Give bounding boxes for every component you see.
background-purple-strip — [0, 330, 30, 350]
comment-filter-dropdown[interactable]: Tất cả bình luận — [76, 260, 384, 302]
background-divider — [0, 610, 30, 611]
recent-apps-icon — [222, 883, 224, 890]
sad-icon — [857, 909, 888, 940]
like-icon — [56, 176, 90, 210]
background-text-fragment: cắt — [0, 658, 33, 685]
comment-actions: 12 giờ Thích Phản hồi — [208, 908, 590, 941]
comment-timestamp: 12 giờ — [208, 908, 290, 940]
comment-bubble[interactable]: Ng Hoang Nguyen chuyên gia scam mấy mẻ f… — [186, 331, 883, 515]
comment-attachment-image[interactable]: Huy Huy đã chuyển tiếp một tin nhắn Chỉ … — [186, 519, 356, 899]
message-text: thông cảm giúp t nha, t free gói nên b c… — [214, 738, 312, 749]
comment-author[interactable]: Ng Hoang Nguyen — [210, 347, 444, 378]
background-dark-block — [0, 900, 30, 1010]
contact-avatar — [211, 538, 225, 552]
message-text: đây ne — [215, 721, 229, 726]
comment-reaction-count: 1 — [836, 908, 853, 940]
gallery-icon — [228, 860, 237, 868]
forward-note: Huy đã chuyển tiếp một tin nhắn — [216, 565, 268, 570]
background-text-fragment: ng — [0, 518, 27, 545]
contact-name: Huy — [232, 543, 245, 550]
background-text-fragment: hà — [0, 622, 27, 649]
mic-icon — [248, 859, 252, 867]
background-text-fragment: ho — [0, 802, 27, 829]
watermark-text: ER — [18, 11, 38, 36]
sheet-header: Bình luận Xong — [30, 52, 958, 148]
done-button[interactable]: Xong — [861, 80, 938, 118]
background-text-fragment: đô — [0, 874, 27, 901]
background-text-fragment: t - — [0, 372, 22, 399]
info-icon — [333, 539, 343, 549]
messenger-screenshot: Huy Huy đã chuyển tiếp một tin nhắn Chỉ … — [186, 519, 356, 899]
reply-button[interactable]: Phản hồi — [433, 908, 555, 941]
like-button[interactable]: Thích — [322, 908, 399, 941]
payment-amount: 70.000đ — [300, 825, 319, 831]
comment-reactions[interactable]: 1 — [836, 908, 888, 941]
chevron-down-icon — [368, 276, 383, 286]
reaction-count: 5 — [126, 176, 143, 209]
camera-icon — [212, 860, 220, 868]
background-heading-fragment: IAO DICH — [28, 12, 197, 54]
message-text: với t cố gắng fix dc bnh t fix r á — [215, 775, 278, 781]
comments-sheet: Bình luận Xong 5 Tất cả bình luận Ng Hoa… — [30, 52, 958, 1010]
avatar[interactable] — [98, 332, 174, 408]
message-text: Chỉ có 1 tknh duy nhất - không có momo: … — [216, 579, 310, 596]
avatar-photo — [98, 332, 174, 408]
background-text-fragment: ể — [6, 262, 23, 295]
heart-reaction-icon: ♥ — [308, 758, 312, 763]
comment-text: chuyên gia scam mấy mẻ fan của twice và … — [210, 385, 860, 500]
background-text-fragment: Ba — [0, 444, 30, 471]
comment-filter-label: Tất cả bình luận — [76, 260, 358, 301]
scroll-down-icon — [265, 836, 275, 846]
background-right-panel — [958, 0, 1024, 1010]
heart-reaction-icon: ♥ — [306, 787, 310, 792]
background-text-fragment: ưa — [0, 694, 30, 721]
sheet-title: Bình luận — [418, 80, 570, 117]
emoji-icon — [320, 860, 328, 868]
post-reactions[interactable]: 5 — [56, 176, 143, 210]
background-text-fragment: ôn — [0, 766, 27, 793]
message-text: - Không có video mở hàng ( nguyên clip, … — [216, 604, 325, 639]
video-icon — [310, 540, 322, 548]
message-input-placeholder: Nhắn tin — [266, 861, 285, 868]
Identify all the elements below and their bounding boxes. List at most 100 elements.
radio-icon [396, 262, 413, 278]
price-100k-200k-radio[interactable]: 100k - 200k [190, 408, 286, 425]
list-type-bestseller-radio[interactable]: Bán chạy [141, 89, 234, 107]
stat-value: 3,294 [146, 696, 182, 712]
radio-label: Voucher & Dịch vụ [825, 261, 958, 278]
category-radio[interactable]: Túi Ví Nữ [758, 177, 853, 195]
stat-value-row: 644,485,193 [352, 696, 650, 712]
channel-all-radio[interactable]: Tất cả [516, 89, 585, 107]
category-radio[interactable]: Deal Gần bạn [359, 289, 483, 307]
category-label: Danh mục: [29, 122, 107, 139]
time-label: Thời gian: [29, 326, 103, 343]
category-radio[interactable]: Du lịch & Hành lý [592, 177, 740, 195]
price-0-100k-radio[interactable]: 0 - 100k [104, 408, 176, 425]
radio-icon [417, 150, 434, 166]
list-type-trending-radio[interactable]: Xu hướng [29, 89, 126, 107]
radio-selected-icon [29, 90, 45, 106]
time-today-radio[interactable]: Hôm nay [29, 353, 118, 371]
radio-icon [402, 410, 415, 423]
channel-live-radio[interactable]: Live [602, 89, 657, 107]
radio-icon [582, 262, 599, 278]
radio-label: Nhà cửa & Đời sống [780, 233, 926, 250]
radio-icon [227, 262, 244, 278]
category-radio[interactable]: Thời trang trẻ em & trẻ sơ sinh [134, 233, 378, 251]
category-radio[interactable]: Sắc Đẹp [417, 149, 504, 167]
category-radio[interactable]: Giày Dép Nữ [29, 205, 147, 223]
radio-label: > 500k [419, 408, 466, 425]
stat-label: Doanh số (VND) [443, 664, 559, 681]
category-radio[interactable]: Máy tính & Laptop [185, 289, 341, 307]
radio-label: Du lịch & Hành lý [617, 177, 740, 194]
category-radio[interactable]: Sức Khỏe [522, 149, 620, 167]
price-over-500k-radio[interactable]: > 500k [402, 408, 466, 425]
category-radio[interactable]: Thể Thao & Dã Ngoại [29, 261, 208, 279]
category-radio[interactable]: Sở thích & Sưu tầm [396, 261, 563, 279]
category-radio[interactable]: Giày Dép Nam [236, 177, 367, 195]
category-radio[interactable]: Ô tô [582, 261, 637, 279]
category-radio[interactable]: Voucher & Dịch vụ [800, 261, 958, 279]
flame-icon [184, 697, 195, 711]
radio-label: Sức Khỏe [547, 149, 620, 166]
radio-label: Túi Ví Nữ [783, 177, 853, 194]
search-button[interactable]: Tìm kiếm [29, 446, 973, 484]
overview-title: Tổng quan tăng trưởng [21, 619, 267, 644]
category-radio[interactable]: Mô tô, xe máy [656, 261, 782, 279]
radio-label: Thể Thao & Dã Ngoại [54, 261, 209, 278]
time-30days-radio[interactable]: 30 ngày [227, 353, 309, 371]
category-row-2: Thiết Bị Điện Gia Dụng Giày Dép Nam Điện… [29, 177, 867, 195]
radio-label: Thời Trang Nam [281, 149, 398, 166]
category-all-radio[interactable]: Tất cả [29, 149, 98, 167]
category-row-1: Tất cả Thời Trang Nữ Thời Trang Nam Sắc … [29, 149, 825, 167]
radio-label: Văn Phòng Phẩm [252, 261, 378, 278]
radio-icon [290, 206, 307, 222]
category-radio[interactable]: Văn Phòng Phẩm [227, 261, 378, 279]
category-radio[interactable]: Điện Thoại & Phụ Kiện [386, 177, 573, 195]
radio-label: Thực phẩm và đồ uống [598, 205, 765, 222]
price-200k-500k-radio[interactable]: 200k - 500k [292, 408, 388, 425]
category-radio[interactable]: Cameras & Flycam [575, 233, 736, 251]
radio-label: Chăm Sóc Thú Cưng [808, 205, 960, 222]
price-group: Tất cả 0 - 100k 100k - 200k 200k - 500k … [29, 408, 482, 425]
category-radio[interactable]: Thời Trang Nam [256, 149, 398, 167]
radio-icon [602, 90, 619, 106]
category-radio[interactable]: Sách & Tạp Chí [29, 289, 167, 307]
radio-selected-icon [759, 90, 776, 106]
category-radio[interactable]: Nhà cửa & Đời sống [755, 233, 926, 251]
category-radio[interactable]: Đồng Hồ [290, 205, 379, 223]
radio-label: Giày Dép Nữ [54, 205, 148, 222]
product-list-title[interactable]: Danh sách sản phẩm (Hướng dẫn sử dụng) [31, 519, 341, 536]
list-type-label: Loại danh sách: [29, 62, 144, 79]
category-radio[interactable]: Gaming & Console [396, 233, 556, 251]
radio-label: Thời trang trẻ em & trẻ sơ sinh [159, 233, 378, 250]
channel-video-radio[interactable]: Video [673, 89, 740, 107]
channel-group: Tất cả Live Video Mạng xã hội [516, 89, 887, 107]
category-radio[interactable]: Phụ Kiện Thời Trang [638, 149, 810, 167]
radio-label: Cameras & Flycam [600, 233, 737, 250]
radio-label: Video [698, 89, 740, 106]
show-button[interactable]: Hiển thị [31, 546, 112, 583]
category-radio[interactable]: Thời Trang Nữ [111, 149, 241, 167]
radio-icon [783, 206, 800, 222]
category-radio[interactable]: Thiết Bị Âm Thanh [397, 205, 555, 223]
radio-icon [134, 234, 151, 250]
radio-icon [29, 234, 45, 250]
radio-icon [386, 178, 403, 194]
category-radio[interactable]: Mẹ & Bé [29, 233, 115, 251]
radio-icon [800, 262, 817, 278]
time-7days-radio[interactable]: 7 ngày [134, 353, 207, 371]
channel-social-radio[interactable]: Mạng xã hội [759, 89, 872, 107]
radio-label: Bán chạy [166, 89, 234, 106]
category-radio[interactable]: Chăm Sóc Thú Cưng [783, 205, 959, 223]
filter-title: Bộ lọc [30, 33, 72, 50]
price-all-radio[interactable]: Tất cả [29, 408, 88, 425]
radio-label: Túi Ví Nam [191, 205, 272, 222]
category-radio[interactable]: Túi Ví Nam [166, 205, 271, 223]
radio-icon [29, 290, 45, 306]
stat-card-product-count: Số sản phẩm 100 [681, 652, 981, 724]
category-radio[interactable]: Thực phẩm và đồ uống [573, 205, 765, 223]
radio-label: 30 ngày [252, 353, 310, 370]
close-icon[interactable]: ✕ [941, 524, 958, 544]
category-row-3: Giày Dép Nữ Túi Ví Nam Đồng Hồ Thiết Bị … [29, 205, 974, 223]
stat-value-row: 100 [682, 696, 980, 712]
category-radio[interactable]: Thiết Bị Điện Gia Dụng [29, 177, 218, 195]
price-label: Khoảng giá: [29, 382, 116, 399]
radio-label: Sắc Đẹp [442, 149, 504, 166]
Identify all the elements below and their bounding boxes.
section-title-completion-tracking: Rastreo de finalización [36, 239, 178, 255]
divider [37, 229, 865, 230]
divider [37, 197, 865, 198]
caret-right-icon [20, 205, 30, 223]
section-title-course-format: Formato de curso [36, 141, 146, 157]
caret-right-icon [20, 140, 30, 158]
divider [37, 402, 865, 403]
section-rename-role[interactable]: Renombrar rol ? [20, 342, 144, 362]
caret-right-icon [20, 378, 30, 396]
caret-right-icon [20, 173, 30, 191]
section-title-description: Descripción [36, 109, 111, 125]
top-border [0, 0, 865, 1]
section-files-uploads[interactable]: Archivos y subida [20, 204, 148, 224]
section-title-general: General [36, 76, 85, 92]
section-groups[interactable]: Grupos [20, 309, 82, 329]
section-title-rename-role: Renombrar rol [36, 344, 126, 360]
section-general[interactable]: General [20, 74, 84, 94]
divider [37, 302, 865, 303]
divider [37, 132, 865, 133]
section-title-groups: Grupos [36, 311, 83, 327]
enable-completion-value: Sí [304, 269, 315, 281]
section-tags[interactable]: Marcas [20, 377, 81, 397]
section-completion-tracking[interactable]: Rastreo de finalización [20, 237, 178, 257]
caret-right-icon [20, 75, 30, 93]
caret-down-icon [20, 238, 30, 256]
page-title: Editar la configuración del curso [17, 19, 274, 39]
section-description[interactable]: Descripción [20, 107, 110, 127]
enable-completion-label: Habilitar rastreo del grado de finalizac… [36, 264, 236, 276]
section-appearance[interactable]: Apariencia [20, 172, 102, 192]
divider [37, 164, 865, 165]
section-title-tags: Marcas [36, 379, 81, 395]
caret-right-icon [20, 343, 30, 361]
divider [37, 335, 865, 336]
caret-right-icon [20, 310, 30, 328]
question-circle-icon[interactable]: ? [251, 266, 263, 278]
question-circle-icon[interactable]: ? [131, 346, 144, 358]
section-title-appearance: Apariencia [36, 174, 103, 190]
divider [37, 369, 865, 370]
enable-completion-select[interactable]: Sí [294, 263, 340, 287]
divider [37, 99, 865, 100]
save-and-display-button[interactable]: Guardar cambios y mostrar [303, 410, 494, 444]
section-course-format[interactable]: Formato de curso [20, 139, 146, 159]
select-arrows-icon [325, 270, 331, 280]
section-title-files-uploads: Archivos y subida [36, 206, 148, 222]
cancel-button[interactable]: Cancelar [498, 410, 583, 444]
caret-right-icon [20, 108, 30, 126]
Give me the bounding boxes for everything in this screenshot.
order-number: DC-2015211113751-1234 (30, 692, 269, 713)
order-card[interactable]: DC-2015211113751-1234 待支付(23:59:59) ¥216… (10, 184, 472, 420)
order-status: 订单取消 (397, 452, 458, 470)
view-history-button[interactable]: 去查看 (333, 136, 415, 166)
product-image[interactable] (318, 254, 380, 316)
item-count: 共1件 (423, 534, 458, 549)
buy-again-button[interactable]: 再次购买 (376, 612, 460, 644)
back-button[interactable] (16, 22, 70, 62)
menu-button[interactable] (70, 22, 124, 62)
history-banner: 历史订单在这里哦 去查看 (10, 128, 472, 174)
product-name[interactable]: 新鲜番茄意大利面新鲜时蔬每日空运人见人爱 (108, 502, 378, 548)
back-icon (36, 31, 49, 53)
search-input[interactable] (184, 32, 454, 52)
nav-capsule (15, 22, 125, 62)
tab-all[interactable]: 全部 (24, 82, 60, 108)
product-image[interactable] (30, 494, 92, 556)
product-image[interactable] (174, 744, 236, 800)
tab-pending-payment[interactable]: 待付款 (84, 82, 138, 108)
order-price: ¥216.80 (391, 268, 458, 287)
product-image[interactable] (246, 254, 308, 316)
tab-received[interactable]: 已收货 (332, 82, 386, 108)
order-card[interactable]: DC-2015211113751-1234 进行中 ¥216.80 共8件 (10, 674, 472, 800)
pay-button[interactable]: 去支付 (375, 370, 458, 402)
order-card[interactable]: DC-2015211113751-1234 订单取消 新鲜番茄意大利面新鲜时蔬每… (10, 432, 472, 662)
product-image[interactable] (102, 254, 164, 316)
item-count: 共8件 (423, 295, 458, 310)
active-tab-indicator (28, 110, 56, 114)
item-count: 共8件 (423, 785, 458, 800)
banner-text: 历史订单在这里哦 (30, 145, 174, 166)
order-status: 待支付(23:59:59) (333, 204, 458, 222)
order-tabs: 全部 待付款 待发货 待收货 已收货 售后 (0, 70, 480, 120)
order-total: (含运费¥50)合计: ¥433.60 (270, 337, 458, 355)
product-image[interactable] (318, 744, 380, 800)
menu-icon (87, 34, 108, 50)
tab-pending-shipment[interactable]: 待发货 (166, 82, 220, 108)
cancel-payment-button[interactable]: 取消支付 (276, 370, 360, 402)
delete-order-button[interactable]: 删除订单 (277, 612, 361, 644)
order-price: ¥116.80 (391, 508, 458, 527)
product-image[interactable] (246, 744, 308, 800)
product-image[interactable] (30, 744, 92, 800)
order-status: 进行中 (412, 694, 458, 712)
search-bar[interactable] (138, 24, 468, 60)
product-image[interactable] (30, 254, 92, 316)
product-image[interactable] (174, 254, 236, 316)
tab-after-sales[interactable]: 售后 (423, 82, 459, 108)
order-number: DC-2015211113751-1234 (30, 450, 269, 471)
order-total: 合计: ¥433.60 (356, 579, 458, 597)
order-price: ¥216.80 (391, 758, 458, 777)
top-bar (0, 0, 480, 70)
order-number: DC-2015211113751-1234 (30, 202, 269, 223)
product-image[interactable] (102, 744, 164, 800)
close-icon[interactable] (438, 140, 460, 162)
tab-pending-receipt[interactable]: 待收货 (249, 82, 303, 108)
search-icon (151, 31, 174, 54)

Exercise aim: Could you turn the entries above, from the very first line through the line containing "comment-bubble[interactable]: Ng Hoang" (both ends included), into a JSON list of strings with one string per line and any blank lines dropped?

Answer for the task:
[
  "Give bounding boxes for every component you see.",
  "background-purple-strip — [0, 330, 30, 350]",
  "comment-filter-dropdown[interactable]: Tất cả bình luận — [76, 260, 384, 302]",
  "background-divider — [0, 610, 30, 611]",
  "recent-apps-icon — [222, 883, 224, 890]",
  "sad-icon — [857, 909, 888, 940]",
  "like-icon — [56, 176, 90, 210]",
  "background-text-fragment: cắt — [0, 658, 33, 685]",
  "comment-actions: 12 giờ Thích Phản hồi — [208, 908, 590, 941]",
  "comment-timestamp: 12 giờ — [208, 908, 290, 940]",
  "comment-bubble[interactable]: Ng Hoang Nguyen chuyên gia scam mấy mẻ f… — [186, 331, 883, 515]"
]